* Goal of the exercise *
Look through the records below, count the lines with the word "content", and reply with only the number.

· · · · ·

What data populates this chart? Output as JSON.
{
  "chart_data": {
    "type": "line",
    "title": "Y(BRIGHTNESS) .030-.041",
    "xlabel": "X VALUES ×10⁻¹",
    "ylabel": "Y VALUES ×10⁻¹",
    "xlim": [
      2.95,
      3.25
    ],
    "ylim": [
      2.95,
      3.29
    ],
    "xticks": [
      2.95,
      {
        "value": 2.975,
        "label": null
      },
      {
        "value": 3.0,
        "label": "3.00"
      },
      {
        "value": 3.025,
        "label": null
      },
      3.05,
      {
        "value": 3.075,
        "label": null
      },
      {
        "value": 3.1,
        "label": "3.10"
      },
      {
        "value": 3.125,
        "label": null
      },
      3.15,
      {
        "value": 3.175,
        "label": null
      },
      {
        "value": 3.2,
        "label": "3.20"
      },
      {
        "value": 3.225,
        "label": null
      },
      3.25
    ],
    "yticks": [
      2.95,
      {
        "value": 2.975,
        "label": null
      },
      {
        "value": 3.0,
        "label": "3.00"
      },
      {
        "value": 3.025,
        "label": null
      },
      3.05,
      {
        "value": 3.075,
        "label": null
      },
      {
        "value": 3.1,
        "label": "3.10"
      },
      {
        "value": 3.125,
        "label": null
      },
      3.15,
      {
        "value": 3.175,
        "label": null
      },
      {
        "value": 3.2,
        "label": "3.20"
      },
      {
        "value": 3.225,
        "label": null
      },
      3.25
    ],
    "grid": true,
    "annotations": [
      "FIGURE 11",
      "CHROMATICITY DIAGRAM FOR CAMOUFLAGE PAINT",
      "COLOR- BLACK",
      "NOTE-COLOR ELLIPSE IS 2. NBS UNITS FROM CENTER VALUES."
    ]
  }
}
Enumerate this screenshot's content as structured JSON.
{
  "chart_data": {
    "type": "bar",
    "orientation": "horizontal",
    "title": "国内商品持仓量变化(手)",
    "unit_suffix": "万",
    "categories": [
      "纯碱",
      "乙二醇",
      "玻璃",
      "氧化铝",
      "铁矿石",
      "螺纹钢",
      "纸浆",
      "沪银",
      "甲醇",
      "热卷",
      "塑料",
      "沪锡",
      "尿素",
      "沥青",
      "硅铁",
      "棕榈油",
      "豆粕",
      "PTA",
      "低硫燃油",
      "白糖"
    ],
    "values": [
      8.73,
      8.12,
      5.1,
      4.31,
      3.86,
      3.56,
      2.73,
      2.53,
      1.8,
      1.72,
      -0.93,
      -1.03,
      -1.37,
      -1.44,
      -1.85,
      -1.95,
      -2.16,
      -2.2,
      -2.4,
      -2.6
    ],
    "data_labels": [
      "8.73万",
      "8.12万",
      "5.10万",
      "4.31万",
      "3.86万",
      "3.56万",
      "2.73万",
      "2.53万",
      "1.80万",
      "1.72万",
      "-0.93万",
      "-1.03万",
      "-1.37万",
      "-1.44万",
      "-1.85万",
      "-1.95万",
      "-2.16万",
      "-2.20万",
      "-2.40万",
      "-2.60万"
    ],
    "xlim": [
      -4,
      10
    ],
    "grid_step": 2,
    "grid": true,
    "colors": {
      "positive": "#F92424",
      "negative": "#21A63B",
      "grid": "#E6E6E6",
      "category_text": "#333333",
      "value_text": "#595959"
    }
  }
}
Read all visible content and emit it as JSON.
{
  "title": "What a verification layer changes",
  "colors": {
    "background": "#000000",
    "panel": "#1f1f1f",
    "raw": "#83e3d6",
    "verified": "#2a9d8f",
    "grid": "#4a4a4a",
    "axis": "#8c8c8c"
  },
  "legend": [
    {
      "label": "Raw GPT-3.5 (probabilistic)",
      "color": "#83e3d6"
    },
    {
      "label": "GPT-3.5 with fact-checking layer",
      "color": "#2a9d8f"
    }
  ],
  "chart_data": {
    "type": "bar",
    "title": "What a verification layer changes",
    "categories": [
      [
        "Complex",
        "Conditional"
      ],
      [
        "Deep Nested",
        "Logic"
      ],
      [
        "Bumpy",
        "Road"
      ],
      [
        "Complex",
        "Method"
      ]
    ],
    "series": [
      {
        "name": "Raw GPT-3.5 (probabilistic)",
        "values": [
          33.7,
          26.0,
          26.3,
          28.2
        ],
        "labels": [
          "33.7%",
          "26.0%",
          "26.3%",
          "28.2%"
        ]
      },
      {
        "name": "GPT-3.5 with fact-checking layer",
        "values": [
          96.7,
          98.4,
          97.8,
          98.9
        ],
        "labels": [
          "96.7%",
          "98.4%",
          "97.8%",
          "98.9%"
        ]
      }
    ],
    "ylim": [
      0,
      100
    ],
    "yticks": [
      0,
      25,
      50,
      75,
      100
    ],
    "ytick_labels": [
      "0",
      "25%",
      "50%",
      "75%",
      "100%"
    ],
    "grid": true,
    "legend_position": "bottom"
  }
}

· · · · ·

* Expected answer *
2